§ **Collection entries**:
○ ○ ○ ○
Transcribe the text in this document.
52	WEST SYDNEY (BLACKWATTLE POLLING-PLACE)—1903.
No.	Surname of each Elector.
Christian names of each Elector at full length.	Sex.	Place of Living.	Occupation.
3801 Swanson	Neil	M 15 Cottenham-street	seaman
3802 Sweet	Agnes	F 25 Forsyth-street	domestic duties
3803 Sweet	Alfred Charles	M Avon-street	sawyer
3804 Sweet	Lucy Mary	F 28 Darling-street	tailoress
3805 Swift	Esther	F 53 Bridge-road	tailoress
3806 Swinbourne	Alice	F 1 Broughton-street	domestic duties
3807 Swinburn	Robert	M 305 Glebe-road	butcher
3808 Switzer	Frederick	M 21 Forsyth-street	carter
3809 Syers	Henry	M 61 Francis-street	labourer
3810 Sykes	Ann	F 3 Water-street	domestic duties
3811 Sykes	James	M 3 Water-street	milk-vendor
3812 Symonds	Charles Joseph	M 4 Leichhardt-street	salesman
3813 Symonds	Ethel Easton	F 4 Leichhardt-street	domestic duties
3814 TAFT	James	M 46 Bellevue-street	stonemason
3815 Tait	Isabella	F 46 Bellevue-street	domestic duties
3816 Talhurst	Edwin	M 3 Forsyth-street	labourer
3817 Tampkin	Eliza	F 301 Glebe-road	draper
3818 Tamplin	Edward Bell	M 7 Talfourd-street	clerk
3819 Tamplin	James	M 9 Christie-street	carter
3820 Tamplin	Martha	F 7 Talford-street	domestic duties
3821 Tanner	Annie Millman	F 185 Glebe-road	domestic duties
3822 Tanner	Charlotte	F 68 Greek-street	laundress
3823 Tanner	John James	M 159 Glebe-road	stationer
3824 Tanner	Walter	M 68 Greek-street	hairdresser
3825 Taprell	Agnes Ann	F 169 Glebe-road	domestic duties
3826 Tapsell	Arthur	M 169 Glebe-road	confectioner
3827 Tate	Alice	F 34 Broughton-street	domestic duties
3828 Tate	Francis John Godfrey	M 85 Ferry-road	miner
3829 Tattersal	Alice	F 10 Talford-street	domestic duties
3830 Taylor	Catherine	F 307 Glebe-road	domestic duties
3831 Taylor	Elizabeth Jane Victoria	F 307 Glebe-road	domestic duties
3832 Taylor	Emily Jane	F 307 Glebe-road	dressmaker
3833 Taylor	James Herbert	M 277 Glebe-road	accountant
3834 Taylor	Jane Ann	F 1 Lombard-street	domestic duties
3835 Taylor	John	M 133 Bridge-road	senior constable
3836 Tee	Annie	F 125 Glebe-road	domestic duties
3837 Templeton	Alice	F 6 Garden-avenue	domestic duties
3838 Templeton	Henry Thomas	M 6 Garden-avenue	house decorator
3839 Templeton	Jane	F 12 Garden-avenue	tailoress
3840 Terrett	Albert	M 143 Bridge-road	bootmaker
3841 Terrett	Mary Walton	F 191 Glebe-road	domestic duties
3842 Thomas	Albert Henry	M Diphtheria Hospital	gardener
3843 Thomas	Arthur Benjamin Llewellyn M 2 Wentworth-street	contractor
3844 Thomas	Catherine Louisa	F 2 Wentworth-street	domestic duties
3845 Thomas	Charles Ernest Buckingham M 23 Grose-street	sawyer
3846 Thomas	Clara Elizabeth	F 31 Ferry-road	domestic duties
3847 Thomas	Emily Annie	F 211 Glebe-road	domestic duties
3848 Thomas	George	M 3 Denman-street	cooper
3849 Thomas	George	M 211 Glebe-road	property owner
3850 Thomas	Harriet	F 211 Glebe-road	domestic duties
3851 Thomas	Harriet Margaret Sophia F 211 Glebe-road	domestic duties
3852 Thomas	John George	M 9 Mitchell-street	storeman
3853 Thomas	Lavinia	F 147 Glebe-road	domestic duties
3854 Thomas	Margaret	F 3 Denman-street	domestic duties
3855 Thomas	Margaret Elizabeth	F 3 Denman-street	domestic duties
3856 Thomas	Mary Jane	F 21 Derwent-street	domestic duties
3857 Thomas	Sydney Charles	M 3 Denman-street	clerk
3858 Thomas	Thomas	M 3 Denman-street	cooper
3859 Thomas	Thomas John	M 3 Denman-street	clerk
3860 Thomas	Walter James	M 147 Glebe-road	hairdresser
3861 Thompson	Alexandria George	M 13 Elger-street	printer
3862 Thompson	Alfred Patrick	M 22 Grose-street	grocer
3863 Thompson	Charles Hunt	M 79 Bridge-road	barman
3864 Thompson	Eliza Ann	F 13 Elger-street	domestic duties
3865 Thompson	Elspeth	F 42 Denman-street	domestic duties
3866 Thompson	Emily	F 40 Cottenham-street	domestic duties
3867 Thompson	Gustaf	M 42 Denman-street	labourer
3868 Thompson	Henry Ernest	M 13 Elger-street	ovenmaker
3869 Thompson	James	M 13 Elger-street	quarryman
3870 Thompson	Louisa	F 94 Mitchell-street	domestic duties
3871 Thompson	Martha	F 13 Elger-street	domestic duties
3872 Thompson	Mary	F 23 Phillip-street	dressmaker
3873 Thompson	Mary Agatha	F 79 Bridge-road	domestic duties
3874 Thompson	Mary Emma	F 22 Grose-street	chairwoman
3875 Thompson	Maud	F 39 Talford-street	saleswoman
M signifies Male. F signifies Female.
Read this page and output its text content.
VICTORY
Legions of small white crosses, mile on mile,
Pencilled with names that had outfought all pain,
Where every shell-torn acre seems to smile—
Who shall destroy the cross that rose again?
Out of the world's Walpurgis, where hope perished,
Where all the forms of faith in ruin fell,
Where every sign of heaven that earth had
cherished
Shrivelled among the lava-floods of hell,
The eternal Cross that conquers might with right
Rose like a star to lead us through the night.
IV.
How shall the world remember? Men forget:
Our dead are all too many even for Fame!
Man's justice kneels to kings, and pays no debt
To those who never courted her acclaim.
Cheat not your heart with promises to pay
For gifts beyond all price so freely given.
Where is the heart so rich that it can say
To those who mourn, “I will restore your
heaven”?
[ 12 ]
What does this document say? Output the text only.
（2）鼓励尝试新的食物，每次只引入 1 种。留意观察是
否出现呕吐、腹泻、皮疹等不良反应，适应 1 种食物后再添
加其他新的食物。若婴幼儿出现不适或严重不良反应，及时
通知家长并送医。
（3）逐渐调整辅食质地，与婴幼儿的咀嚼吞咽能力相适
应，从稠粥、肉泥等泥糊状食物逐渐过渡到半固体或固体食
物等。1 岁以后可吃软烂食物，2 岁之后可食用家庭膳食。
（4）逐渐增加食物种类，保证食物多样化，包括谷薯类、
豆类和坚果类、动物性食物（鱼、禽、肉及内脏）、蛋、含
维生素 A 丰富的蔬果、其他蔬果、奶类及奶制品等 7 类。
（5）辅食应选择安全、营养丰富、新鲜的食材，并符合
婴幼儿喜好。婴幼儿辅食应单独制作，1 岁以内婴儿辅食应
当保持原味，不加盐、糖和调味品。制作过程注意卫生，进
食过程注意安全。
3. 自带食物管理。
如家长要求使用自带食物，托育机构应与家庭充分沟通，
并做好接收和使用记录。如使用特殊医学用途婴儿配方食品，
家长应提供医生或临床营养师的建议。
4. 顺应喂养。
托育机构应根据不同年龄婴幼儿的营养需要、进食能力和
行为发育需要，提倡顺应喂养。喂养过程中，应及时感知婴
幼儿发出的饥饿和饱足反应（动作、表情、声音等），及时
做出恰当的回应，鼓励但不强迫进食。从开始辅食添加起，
○ ○ ○ ○
§ **Task**: Repeat exactly, and only, the lines from the line with "What does this" through the end of the listing above, both ends included.

§ **Finished task**:
What does this document say? Output the text only.
（2）鼓励尝试新的食物，每次只引入 1 种。留意观察是
否出现呕吐、腹泻、皮疹等不良反应，适应 1 种食物后再添
加其他新的食物。若婴幼儿出现不适或严重不良反应，及时
通知家长并送医。
（3）逐渐调整辅食质地，与婴幼儿的咀嚼吞咽能力相适
应，从稠粥、肉泥等泥糊状食物逐渐过渡到半固体或固体食
物等。1 岁以后可吃软烂食物，2 岁之后可食用家庭膳食。
（4）逐渐增加食物种类，保证食物多样化，包括谷薯类、
豆类和坚果类、动物性食物（鱼、禽、肉及内脏）、蛋、含
维生素 A 丰富的蔬果、其他蔬果、奶类及奶制品等 7 类。
（5）辅食应选择安全、营养丰富、新鲜的食材，并符合
婴幼儿喜好。婴幼儿辅食应单独制作，1 岁以内婴儿辅食应
当保持原味，不加盐、糖和调味品。制作过程注意卫生，进
食过程注意安全。
3. 自带食物管理。
如家长要求使用自带食物，托育机构应与家庭充分沟通，
并做好接收和使用记录。如使用特殊医学用途婴儿配方食品，
家长应提供医生或临床营养师的建议。
4. 顺应喂养。
托育机构应根据不同年龄婴幼儿的营养需要、进食能力和
行为发育需要，提倡顺应喂养。喂养过程中，应及时感知婴
幼儿发出的饥饿和饱足反应（动作、表情、声音等），及时
做出恰当的回应，鼓励但不强迫进食。从开始辅食添加起，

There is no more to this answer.